**PAGE TEXT**

::::::::::

Today's gathering is very much part of the constructive dialogue that we intend to have with the civil society which has become an integral part of the World Trade Organisation fabric.

 

It is also very much part of the Hong Kong way of life where the institutions of civil society - including religious bodies, labour unions, charities, professional associations, community groups and other non-governmental organisations - form an important part of our free and open society.

 

WTO members over the last decade have increasingly recognised the role that NGOs play in raising public awareness on WTO-related issues, as well as increasing transparency and communication with the public.

 

 There are more than 1,000 NGOs accredited at the Hong Kong Ministerial. That is a record number. In fact, that is more than 10 times the number of NGOs that attended the inaugural WTO Ministerial in Singapore in 1996.

 

The Hong Kong Ministerial will claim another first: It will be the first time that accredited NGO representatives and delegates will be housed under the same roof, albeit a really large one.

 

But constructive engagement is about much more than numbers and location. As host, we are committed to doing all we can to enable everyone, including those with dissenting voices, to be heard.

::::::::::

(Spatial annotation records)
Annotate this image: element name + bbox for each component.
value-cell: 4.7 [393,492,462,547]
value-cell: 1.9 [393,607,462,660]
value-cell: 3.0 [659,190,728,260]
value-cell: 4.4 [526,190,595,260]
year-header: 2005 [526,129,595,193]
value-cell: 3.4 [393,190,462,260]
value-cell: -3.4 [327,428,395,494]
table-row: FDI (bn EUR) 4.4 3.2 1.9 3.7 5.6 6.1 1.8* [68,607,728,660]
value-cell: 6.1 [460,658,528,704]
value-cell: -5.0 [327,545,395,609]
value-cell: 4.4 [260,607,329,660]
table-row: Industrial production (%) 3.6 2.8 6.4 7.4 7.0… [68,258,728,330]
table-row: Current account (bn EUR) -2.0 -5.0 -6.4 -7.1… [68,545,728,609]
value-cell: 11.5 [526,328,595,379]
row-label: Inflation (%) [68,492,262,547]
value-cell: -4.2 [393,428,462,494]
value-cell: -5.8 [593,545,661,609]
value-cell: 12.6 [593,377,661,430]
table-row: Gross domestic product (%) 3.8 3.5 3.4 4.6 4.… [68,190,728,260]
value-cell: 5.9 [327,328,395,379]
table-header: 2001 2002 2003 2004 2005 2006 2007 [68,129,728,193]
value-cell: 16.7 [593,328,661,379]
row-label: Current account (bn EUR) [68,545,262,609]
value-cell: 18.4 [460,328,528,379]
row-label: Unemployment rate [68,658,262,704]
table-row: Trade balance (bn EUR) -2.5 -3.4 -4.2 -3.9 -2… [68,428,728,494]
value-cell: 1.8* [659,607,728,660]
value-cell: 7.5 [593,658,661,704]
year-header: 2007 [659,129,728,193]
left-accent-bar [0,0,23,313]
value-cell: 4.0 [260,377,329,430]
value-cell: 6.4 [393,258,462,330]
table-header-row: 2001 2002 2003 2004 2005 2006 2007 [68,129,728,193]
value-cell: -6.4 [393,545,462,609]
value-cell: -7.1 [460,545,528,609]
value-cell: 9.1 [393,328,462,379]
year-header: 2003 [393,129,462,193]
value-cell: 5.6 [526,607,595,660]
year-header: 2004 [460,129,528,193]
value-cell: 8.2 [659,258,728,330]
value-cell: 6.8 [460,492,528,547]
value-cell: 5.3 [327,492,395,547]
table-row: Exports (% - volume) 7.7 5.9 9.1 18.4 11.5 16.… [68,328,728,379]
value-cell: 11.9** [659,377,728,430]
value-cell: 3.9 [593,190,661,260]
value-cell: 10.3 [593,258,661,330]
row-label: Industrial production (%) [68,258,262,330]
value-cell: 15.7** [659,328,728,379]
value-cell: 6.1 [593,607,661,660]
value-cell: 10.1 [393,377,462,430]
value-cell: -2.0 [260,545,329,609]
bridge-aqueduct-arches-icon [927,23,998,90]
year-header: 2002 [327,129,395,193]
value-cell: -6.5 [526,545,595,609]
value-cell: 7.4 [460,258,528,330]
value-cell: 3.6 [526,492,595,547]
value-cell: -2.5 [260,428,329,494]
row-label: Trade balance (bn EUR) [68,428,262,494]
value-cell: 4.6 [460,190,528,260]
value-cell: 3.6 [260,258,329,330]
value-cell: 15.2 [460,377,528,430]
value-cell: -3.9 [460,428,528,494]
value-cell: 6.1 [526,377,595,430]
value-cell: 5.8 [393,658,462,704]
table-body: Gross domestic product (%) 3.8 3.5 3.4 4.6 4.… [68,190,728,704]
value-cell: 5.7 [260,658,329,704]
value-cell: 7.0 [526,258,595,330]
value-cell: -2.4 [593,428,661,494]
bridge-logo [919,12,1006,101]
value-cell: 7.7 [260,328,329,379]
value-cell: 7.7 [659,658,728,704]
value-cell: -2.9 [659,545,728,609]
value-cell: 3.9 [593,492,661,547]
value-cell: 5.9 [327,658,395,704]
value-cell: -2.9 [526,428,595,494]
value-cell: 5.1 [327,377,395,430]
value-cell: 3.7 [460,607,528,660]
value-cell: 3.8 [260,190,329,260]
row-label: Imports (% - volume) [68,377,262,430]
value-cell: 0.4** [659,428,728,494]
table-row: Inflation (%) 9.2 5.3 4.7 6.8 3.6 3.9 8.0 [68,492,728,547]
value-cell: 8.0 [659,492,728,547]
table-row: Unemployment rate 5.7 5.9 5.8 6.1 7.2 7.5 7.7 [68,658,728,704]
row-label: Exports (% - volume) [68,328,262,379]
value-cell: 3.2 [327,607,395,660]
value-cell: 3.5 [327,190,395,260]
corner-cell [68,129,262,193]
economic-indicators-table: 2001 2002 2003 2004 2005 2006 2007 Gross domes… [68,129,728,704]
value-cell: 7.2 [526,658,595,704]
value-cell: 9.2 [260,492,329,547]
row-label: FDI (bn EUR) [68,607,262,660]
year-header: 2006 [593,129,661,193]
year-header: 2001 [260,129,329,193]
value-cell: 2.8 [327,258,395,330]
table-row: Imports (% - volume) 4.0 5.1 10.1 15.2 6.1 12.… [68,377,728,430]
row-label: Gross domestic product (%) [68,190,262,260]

::::::::::

**WRITTEN TASKS**
1. Which institutions of civil society does the speech excerpt name as part of the Hong Kong way of life?
2. How would you render this sentence from the speech excerpt in Spanish: "There are more than 1,000 NGOs accredited at the Hong Kong Ministerial."
3. Answer these from the speech excerpt:
(a) Where and in what year was the inaugural WTO Ministerial held?
(b) Over what period have WTO members increasingly recognized the role of NGOs?
(c) What first will the Hong Kong Ministerial claim?

**SOLUTIONS FOR EACH TASK**
1. Religious bodies, labour unions, charities, professional associations, community groups and other non-governmental organisations.

2. Hay más de 1.000 ONG acreditadas en la Conferencia Ministerial de Hong Kong.

3.
(a) In Singapore, in 1996.
(b) Over the last decade.
(c) For the first time, accredited NGO representatives and delegates will be housed under the same roof.